Required task
Repeat the material below exactly, line for line.

Stored records

::::

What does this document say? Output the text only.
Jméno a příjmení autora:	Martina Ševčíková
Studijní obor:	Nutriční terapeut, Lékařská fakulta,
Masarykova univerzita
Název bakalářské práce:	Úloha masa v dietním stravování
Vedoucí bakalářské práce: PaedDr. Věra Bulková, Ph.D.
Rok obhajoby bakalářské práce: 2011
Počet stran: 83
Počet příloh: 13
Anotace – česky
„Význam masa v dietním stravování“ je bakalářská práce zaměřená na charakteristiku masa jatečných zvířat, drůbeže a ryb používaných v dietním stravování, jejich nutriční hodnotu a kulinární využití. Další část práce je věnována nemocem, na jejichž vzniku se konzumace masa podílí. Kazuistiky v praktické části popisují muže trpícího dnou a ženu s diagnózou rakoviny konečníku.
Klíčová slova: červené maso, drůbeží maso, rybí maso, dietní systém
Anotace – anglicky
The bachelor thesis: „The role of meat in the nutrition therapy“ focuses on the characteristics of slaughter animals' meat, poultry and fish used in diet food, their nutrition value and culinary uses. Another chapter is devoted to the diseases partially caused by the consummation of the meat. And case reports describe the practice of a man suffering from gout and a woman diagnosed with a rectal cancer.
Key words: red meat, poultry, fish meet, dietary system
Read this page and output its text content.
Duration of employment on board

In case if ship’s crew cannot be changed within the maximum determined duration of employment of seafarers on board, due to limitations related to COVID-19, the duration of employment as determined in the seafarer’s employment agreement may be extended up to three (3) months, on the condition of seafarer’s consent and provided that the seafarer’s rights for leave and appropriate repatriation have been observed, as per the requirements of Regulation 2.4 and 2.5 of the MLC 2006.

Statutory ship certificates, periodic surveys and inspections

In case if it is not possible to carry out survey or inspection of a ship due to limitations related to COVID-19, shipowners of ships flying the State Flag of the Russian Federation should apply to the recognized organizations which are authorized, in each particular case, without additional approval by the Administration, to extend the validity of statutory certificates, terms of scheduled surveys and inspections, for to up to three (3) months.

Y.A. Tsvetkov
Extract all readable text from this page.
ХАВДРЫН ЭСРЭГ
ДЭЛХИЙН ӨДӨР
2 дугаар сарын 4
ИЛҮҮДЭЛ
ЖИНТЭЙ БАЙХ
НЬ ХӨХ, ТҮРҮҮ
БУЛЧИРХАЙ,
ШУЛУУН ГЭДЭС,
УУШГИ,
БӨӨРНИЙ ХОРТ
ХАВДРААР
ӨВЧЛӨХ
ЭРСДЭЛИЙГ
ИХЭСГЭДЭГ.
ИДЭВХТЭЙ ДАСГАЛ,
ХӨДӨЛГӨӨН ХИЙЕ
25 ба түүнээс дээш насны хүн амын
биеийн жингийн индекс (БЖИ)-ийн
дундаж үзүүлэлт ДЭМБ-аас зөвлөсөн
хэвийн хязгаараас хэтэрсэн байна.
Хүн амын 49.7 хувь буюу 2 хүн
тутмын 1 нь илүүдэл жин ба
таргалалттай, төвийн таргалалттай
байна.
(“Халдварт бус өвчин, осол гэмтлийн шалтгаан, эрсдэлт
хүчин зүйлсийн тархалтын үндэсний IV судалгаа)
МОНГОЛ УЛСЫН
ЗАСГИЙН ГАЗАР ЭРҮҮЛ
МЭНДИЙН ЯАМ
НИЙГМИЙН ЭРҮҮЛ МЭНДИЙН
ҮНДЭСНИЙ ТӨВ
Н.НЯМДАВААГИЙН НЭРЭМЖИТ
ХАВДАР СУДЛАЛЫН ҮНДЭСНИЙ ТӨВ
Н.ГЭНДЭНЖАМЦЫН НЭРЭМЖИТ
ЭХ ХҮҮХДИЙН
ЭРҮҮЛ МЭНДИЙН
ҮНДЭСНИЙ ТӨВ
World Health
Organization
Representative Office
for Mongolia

::::

Result of this task
What does this document say? Output the text only.
Jméno a příjmení autora:	Martina Ševčíková
Studijní obor:	Nutriční terapeut, Lékařská fakulta,
Masarykova univerzita
Název bakalářské práce:	Úloha masa v dietním stravování
Vedoucí bakalářské práce: PaedDr. Věra Bulková, Ph.D.
Rok obhajoby bakalářské práce: 2011
Počet stran: 83
Počet příloh: 13
Anotace – česky
„Význam masa v dietním stravování“ je bakalářská práce zaměřená na charakteristiku masa jatečných zvířat, drůbeže a ryb používaných v dietním stravování, jejich nutriční hodnotu a kulinární využití. Další část práce je věnována nemocem, na jejichž vzniku se konzumace masa podílí. Kazuistiky v praktické části popisují muže trpícího dnou a ženu s diagnózou rakoviny konečníku.
Klíčová slova: červené maso, drůbeží maso, rybí maso, dietní systém
Anotace – anglicky
The bachelor thesis: „The role of meat in the nutrition therapy“ focuses on the characteristics of slaughter animals' meat, poultry and fish used in diet food, their nutrition value and culinary uses. Another chapter is devoted to the diseases partially caused by the consummation of the meat. And case reports describe the practice of a man suffering from gout and a woman diagnosed with a rectal cancer.
Key words: red meat, poultry, fish meet, dietary system
Read this page and output its text content.
Duration of employment on board

In case if ship’s crew cannot be changed within the maximum determined duration of employment of seafarers on board, due to limitations related to COVID-19, the duration of employment as determined in the seafarer’s employment agreement may be extended up to three (3) months, on the condition of seafarer’s consent and provided that the seafarer’s rights for leave and appropriate repatriation have been observed, as per the requirements of Regulation 2.4 and 2.5 of the MLC 2006.

Statutory ship certificates, periodic surveys and inspections

In case if it is not possible to carry out survey or inspection of a ship due to limitations related to COVID-19, shipowners of ships flying the State Flag of the Russian Federation should apply to the recognized organizations which are authorized, in each particular case, without additional approval by the Administration, to extend the validity of statutory certificates, terms of scheduled surveys and inspections, for to up to three (3) months.

Y.A. Tsvetkov
Extract all readable text from this page.
ХАВДРЫН ЭСРЭГ
ДЭЛХИЙН ӨДӨР
2 дугаар сарын 4
ИЛҮҮДЭЛ
ЖИНТЭЙ БАЙХ
НЬ ХӨХ, ТҮРҮҮ
БУЛЧИРХАЙ,
ШУЛУУН ГЭДЭС,
УУШГИ,
БӨӨРНИЙ ХОРТ
ХАВДРААР
ӨВЧЛӨХ
ЭРСДЭЛИЙГ
ИХЭСГЭДЭГ.
ИДЭВХТЭЙ ДАСГАЛ,
ХӨДӨЛГӨӨН ХИЙЕ
25 ба түүнээс дээш насны хүн амын
биеийн жингийн индекс (БЖИ)-ийн
дундаж үзүүлэлт ДЭМБ-аас зөвлөсөн
хэвийн хязгаараас хэтэрсэн байна.
Хүн амын 49.7 хувь буюу 2 хүн
тутмын 1 нь илүүдэл жин ба
таргалалттай, төвийн таргалалттай
байна.
(“Халдварт бус өвчин, осол гэмтлийн шалтгаан, эрсдэлт
хүчин зүйлсийн тархалтын үндэсний IV судалгаа)
МОНГОЛ УЛСЫН
ЗАСГИЙН ГАЗАР ЭРҮҮЛ
МЭНДИЙН ЯАМ
НИЙГМИЙН ЭРҮҮЛ МЭНДИЙН
ҮНДЭСНИЙ ТӨВ
Н.НЯМДАВААГИЙН НЭРЭМЖИТ
ХАВДАР СУДЛАЛЫН ҮНДЭСНИЙ ТӨВ
Н.ГЭНДЭНЖАМЦЫН НЭРЭМЖИТ
ЭХ ХҮҮХДИЙН
ЭРҮҮЛ МЭНДИЙН
ҮНДЭСНИЙ ТӨВ
World Health
Organization
Representative Office
for Mongolia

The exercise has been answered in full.